═══ EXERCISE INPUTS ═══

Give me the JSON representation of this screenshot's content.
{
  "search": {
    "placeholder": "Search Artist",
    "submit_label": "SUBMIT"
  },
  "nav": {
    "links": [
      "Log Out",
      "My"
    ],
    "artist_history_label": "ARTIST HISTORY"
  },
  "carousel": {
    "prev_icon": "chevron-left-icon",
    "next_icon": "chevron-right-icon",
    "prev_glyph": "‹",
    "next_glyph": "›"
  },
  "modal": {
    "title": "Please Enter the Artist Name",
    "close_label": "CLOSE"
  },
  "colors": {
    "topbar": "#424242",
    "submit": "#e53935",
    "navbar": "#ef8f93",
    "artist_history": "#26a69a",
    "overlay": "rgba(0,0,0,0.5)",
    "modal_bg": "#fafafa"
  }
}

═══

Print the records once more, exactly as they were given.

Give me the JSON representation of this screenshot's content.
{
  "search": {
    "placeholder": "Search Artist",
    "submit_label": "SUBMIT"
  },
  "nav": {
    "links": [
      "Log Out",
      "My"
    ],
    "artist_history_label": "ARTIST HISTORY"
  },
  "carousel": {
    "prev_icon": "chevron-left-icon",
    "next_icon": "chevron-right-icon",
    "prev_glyph": "‹",
    "next_glyph": "›"
  },
  "modal": {
    "title": "Please Enter the Artist Name",
    "close_label": "CLOSE"
  },
  "colors": {
    "topbar": "#424242",
    "submit": "#e53935",
    "navbar": "#ef8f93",
    "artist_history": "#26a69a",
    "overlay": "rgba(0,0,0,0.5)",
    "modal_bg": "#fafafa"
  }
}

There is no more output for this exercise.